» **PROBLEM REQUIREMENTS**: Retype every line of the records below without any alteration, and leave the pictures out of your answer.

» **DATA ENTRIES**:
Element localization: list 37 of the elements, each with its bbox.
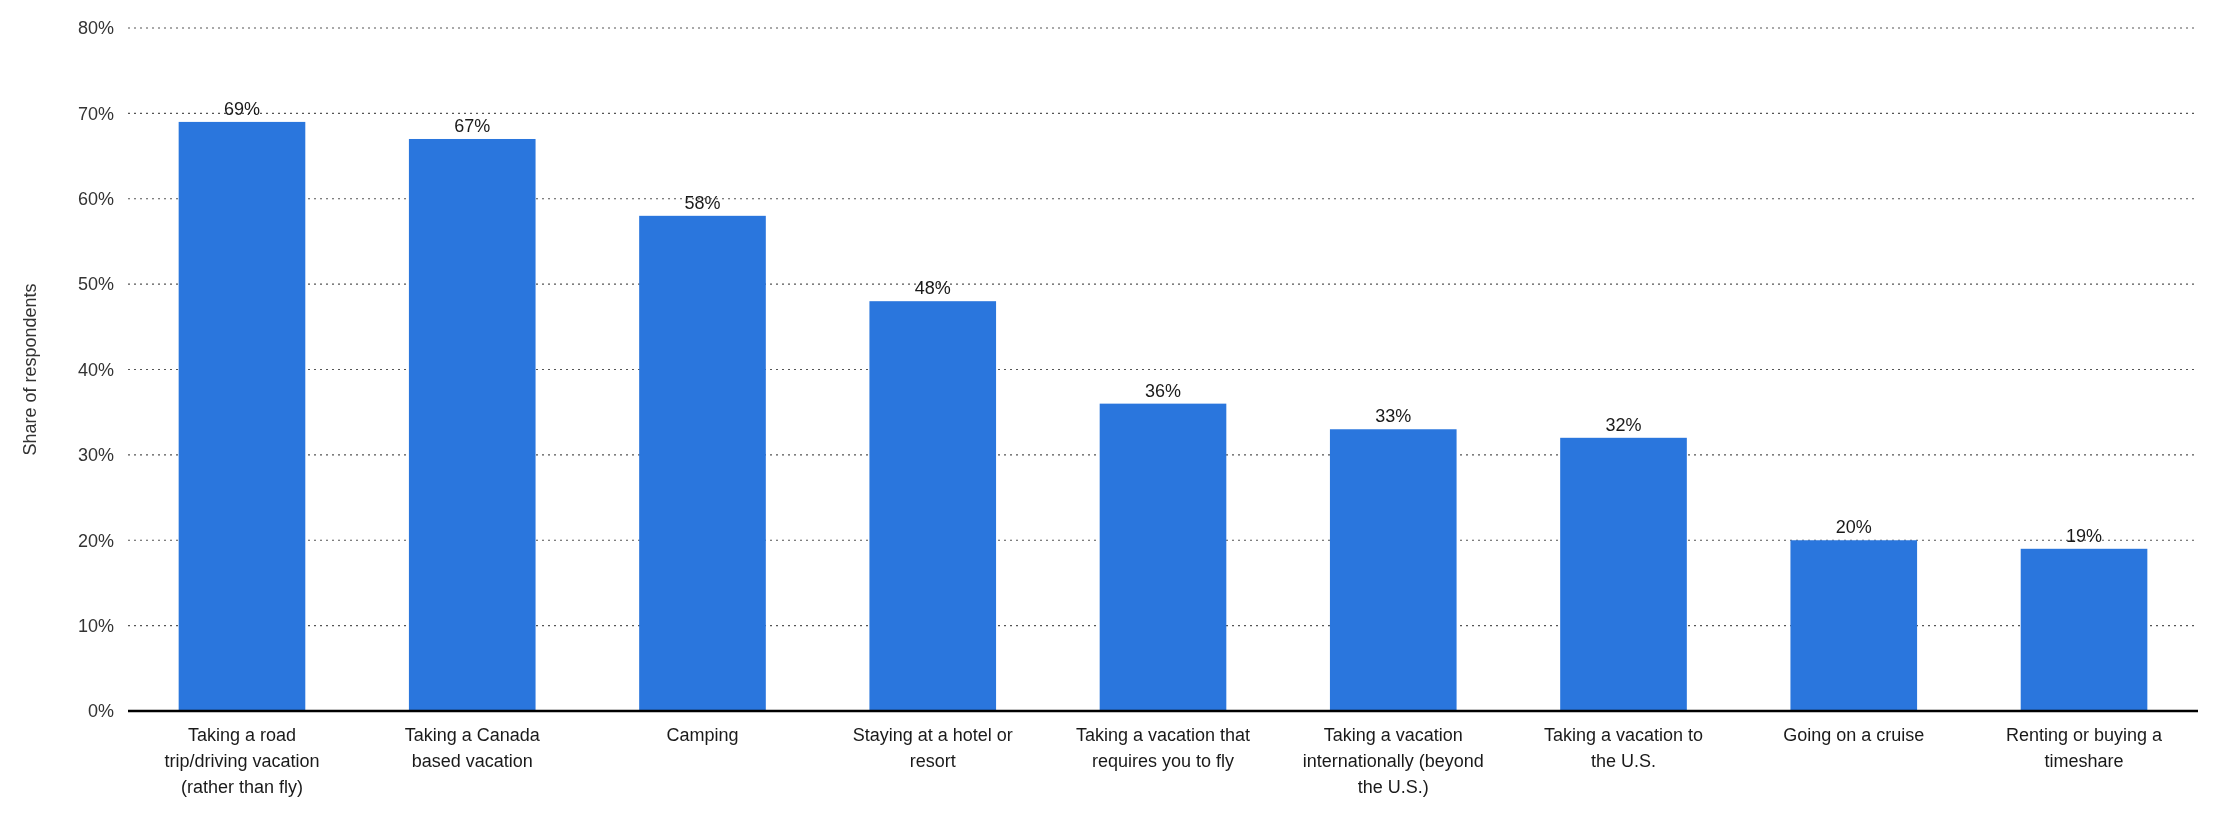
y-tick-label: 70% [77,103,114,124]
y-tick-label: 20% [77,530,114,551]
data-label: 19% [2066,525,2103,546]
data-label: 48% [914,278,951,299]
bar [639,215,766,711]
y-tick-label: 0% [87,701,114,722]
data-label: 58% [684,192,721,213]
bar [2020,548,2148,711]
bar [178,121,306,711]
x-tick-label: Renting or buying a timeshare [2005,725,2164,771]
bar [1329,429,1457,711]
x-tick-label: Taking a road trip/driving vacation (rather than fly) [164,725,320,797]
data-label: 32% [1605,414,1642,435]
x-tick-label: Staying at a hotel or resort [852,725,1013,771]
data-label: 36% [1144,380,1182,401]
data-label: 69% [223,98,260,119]
x-tick-label: Camping [666,725,739,745]
x-tick-label: Taking a vacation internationally (beyond the U.S.) [1302,725,1484,797]
y-tick-label: 40% [77,359,114,380]
x-tick-label: Going on a cruise [1783,725,1925,745]
bar [1099,403,1227,711]
y-tick-label: 10% [77,615,114,636]
x-tick-label: Taking a Canada based vacation [404,725,541,771]
x-tick-label: Taking a vacation that requires you to fly [1075,725,1251,771]
bar [869,301,997,711]
data-label: 33% [1375,406,1412,427]
y-tick-label: 80% [77,18,114,39]
y-tick-label: 60% [77,189,114,210]
y-axis-title: Share of respondents [20,283,40,456]
y-tick-label: 30% [77,445,114,466]
data-label: 20% [1835,517,1872,538]
x-tick-label: Taking a vacation to the U.S. [1543,725,1704,771]
bar [1560,437,1687,711]
data-label: 67% [454,115,491,136]
bar [408,138,536,711]
y-tick-label: 50% [77,274,114,295]
bar [1790,540,1918,711]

» **OUTPUT FOR THIS EXERCISE**:
Element localization: list 37 of the elements, each with its bbox.
y-tick-label: 70% [77,103,114,124]
y-tick-label: 20% [77,530,114,551]
data-label: 19% [2066,525,2103,546]
data-label: 48% [914,278,951,299]
bar [639,215,766,711]
y-tick-label: 0% [87,701,114,722]
data-label: 58% [684,192,721,213]
bar [2020,548,2148,711]
bar [178,121,306,711]
x-tick-label: Renting or buying a timeshare [2005,725,2164,771]
bar [1329,429,1457,711]
x-tick-label: Taking a road trip/driving vacation (rather than fly) [164,725,320,797]
data-label: 32% [1605,414,1642,435]
x-tick-label: Staying at a hotel or resort [852,725,1013,771]
data-label: 36% [1144,380,1182,401]
data-label: 69% [223,98,260,119]
x-tick-label: Camping [666,725,739,745]
x-tick-label: Taking a vacation internationally (beyond the U.S.) [1302,725,1484,797]
y-tick-label: 40% [77,359,114,380]
x-tick-label: Going on a cruise [1783,725,1925,745]
bar [1099,403,1227,711]
y-tick-label: 10% [77,615,114,636]
x-tick-label: Taking a Canada based vacation [404,725,541,771]
x-tick-label: Taking a vacation that requires you to fly [1075,725,1251,771]
bar [869,301,997,711]
data-label: 33% [1375,406,1412,427]
y-tick-label: 80% [77,18,114,39]
y-tick-label: 60% [77,189,114,210]
y-axis-title: Share of respondents [20,283,40,456]
y-tick-label: 30% [77,445,114,466]
data-label: 20% [1835,517,1872,538]
x-tick-label: Taking a vacation to the U.S. [1543,725,1704,771]
bar [1560,437,1687,711]
data-label: 67% [454,115,491,136]
bar [408,138,536,711]
y-tick-label: 50% [77,274,114,295]
bar [1790,540,1918,711]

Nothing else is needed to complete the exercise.